→ **WHAT TO PRODUCE**: In the copy, include every entry exactly but none of the pictures.

== EXERCISE DATA

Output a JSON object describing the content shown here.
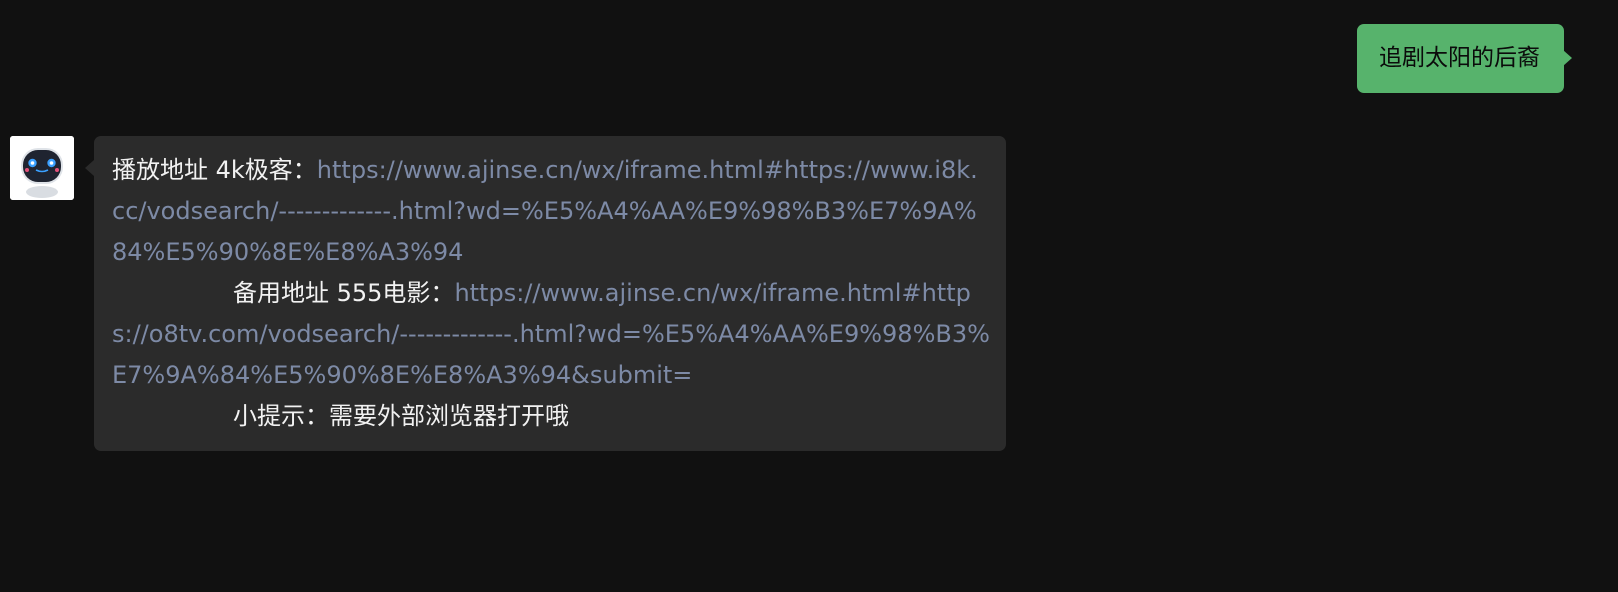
{
  "outgoing": {
    "text": "追剧太阳的后裔"
  },
  "incoming": {
    "line1_label": "播放地址 4k极客：",
    "line1_url": "https://www.ajinse.cn/wx/iframe.html#https://www.i8k.cc/vodsearch/-------------.html?wd=%E5%A4%AA%E9%98%B3%E7%9A%84%E5%90%8E%E8%A3%94",
    "line2_label": "备用地址 555电影：",
    "line2_url": "https://www.ajinse.cn/wx/iframe.html#https://o8tv.com/vodsearch/-------------.html?wd=%E5%A4%AA%E9%98%B3%E7%9A%84%E5%90%8E%E8%A3%94&submit=",
    "tip": "小提示：需要外部浏览器打开哦"
  },
  "colors": {
    "background": "#111111",
    "outgoing_bubble": "#57b36c",
    "incoming_bubble": "#2b2b2b",
    "link": "#7d8aa6"
  },
  "icons": {
    "avatar": "robot-avatar-icon"
  }
}
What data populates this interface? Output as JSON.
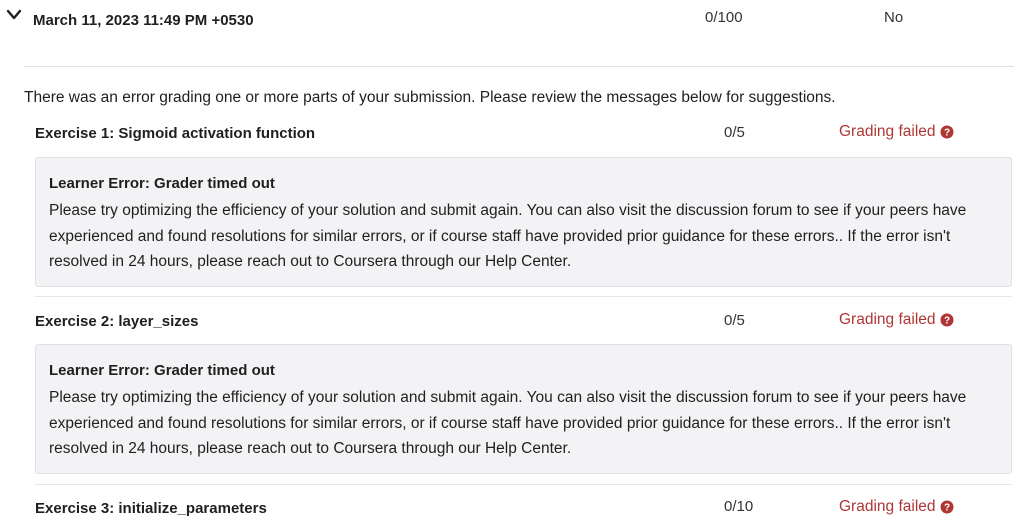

====

→ **EXPECTED ANSWER**:
Output a JSON object describing the content shown here.
{
  "outgoing": {
    "text": "追剧太阳的后裔"
  },
  "incoming": {
    "line1_label": "播放地址 4k极客：",
    "line1_url": "https://www.ajinse.cn/wx/iframe.html#https://www.i8k.cc/vodsearch/-------------.html?wd=%E5%A4%AA%E9%98%B3%E7%9A%84%E5%90%8E%E8%A3%94",
    "line2_label": "备用地址 555电影：",
    "line2_url": "https://www.ajinse.cn/wx/iframe.html#https://o8tv.com/vodsearch/-------------.html?wd=%E5%A4%AA%E9%98%B3%E7%9A%84%E5%90%8E%E8%A3%94&submit=",
    "tip": "小提示：需要外部浏览器打开哦"
  },
  "colors": {
    "background": "#111111",
    "outgoing_bubble": "#57b36c",
    "incoming_bubble": "#2b2b2b",
    "link": "#7d8aa6"
  },
  "icons": {
    "avatar": "robot-avatar-icon"
  }
}
What data populates this interface? Output as JSON.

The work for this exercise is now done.